-- begin Data excerpts --

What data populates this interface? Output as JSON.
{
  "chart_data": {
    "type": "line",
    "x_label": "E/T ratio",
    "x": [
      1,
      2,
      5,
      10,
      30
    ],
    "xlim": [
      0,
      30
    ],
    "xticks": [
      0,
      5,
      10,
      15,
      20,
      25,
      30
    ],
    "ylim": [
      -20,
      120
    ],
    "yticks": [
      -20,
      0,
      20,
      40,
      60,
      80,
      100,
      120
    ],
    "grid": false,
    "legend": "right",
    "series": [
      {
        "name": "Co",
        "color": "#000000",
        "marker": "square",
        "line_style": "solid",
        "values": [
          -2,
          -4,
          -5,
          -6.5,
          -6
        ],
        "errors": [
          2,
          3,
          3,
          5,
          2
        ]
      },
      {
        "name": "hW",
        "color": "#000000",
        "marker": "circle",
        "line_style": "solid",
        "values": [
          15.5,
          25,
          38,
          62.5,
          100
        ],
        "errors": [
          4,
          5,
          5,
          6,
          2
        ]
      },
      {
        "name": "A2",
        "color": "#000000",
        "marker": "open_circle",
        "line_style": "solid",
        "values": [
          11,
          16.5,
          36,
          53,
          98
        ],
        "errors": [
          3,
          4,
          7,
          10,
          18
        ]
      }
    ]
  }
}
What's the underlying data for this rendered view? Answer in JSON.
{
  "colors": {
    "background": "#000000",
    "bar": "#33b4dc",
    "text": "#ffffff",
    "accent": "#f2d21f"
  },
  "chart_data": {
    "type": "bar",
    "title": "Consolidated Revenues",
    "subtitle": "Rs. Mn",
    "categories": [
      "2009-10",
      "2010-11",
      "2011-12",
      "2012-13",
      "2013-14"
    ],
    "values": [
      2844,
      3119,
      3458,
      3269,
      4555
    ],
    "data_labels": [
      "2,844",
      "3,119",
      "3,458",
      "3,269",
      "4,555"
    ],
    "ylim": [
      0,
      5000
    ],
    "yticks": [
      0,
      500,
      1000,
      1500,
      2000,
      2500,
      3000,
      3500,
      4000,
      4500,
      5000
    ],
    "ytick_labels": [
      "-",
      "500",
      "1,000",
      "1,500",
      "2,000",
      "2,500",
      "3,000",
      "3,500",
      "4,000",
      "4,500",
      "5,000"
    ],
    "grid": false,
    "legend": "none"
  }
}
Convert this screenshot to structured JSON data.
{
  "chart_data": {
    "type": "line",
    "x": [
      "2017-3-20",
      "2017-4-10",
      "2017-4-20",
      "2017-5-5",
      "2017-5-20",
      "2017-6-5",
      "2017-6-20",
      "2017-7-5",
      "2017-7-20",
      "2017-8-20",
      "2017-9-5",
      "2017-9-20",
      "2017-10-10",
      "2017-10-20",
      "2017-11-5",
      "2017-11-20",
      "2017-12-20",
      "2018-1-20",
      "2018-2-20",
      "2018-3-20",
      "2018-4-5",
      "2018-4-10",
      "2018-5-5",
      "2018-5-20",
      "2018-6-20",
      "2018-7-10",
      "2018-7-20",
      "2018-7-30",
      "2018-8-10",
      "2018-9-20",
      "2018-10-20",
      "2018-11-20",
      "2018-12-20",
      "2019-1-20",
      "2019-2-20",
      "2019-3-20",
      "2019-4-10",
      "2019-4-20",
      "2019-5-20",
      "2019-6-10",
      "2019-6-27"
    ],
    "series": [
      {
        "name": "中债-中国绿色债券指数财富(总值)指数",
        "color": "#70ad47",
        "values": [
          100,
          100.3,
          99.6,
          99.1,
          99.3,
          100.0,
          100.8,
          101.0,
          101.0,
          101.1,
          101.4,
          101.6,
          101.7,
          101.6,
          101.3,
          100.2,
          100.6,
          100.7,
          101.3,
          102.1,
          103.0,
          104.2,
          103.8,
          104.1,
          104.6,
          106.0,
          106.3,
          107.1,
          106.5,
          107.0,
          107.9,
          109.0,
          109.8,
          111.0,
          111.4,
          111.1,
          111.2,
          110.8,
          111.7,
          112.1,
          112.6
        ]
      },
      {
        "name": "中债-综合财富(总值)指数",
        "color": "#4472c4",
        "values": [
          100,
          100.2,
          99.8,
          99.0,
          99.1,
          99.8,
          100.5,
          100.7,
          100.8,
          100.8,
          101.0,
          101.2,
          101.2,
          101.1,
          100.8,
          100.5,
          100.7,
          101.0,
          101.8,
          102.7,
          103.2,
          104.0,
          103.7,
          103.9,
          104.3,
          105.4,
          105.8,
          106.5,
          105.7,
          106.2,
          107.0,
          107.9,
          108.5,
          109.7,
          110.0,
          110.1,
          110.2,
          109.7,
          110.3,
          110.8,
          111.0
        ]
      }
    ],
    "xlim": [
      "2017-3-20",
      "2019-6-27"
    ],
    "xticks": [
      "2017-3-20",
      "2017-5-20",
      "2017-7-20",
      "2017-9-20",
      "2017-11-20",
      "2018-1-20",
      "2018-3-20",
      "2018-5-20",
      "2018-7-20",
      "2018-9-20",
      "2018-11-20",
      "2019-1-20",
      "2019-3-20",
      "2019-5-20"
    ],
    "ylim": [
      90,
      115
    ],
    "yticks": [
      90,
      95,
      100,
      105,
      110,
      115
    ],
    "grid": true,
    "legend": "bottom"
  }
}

-- end Data excerpts --

- Exercise description -
Reproduce all of the entries word for word.

- Task solution -
What data populates this interface? Output as JSON.
{
  "chart_data": {
    "type": "line",
    "x_label": "E/T ratio",
    "x": [
      1,
      2,
      5,
      10,
      30
    ],
    "xlim": [
      0,
      30
    ],
    "xticks": [
      0,
      5,
      10,
      15,
      20,
      25,
      30
    ],
    "ylim": [
      -20,
      120
    ],
    "yticks": [
      -20,
      0,
      20,
      40,
      60,
      80,
      100,
      120
    ],
    "grid": false,
    "legend": "right",
    "series": [
      {
        "name": "Co",
        "color": "#000000",
        "marker": "square",
        "line_style": "solid",
        "values": [
          -2,
          -4,
          -5,
          -6.5,
          -6
        ],
        "errors": [
          2,
          3,
          3,
          5,
          2
        ]
      },
      {
        "name": "hW",
        "color": "#000000",
        "marker": "circle",
        "line_style": "solid",
        "values": [
          15.5,
          25,
          38,
          62.5,
          100
        ],
        "errors": [
          4,
          5,
          5,
          6,
          2
        ]
      },
      {
        "name": "A2",
        "color": "#000000",
        "marker": "open_circle",
        "line_style": "solid",
        "values": [
          11,
          16.5,
          36,
          53,
          98
        ],
        "errors": [
          3,
          4,
          7,
          10,
          18
        ]
      }
    ]
  }
}
What's the underlying data for this rendered view? Answer in JSON.
{
  "colors": {
    "background": "#000000",
    "bar": "#33b4dc",
    "text": "#ffffff",
    "accent": "#f2d21f"
  },
  "chart_data": {
    "type": "bar",
    "title": "Consolidated Revenues",
    "subtitle": "Rs. Mn",
    "categories": [
      "2009-10",
      "2010-11",
      "2011-12",
      "2012-13",
      "2013-14"
    ],
    "values": [
      2844,
      3119,
      3458,
      3269,
      4555
    ],
    "data_labels": [
      "2,844",
      "3,119",
      "3,458",
      "3,269",
      "4,555"
    ],
    "ylim": [
      0,
      5000
    ],
    "yticks": [
      0,
      500,
      1000,
      1500,
      2000,
      2500,
      3000,
      3500,
      4000,
      4500,
      5000
    ],
    "ytick_labels": [
      "-",
      "500",
      "1,000",
      "1,500",
      "2,000",
      "2,500",
      "3,000",
      "3,500",
      "4,000",
      "4,500",
      "5,000"
    ],
    "grid": false,
    "legend": "none"
  }
}
Convert this screenshot to structured JSON data.
{
  "chart_data": {
    "type": "line",
    "x": [
      "2017-3-20",
      "2017-4-10",
      "2017-4-20",
      "2017-5-5",
      "2017-5-20",
      "2017-6-5",
      "2017-6-20",
      "2017-7-5",
      "2017-7-20",
      "2017-8-20",
      "2017-9-5",
      "2017-9-20",
      "2017-10-10",
      "2017-10-20",
      "2017-11-5",
      "2017-11-20",
      "2017-12-20",
      "2018-1-20",
      "2018-2-20",
      "2018-3-20",
      "2018-4-5",
      "2018-4-10",
      "2018-5-5",
      "2018-5-20",
      "2018-6-20",
      "2018-7-10",
      "2018-7-20",
      "2018-7-30",
      "2018-8-10",
      "2018-9-20",
      "2018-10-20",
      "2018-11-20",
      "2018-12-20",
      "2019-1-20",
      "2019-2-20",
      "2019-3-20",
      "2019-4-10",
      "2019-4-20",
      "2019-5-20",
      "2019-6-10",
      "2019-6-27"
    ],
    "series": [
      {
        "name": "中债-中国绿色债券指数财富(总值)指数",
        "color": "#70ad47",
        "values": [
          100,
          100.3,
          99.6,
          99.1,
          99.3,
          100.0,
          100.8,
          101.0,
          101.0,
          101.1,
          101.4,
          101.6,
          101.7,
          101.6,
          101.3,
          100.2,
          100.6,
          100.7,
          101.3,
          102.1,
          103.0,
          104.2,
          103.8,
          104.1,
          104.6,
          106.0,
          106.3,
          107.1,
          106.5,
          107.0,
          107.9,
          109.0,
          109.8,
          111.0,
          111.4,
          111.1,
          111.2,
          110.8,
          111.7,
          112.1,
          112.6
        ]
      },
      {
        "name": "中债-综合财富(总值)指数",
        "color": "#4472c4",
        "values": [
          100,
          100.2,
          99.8,
          99.0,
          99.1,
          99.8,
          100.5,
          100.7,
          100.8,
          100.8,
          101.0,
          101.2,
          101.2,
          101.1,
          100.8,
          100.5,
          100.7,
          101.0,
          101.8,
          102.7,
          103.2,
          104.0,
          103.7,
          103.9,
          104.3,
          105.4,
          105.8,
          106.5,
          105.7,
          106.2,
          107.0,
          107.9,
          108.5,
          109.7,
          110.0,
          110.1,
          110.2,
          109.7,
          110.3,
          110.8,
          111.0
        ]
      }
    ],
    "xlim": [
      "2017-3-20",
      "2019-6-27"
    ],
    "xticks": [
      "2017-3-20",
      "2017-5-20",
      "2017-7-20",
      "2017-9-20",
      "2017-11-20",
      "2018-1-20",
      "2018-3-20",
      "2018-5-20",
      "2018-7-20",
      "2018-9-20",
      "2018-11-20",
      "2019-1-20",
      "2019-3-20",
      "2019-5-20"
    ],
    "ylim": [
      90,
      115
    ],
    "yticks": [
      90,
      95,
      100,
      105,
      110,
      115
    ],
    "grid": true,
    "legend": "bottom"
  }
}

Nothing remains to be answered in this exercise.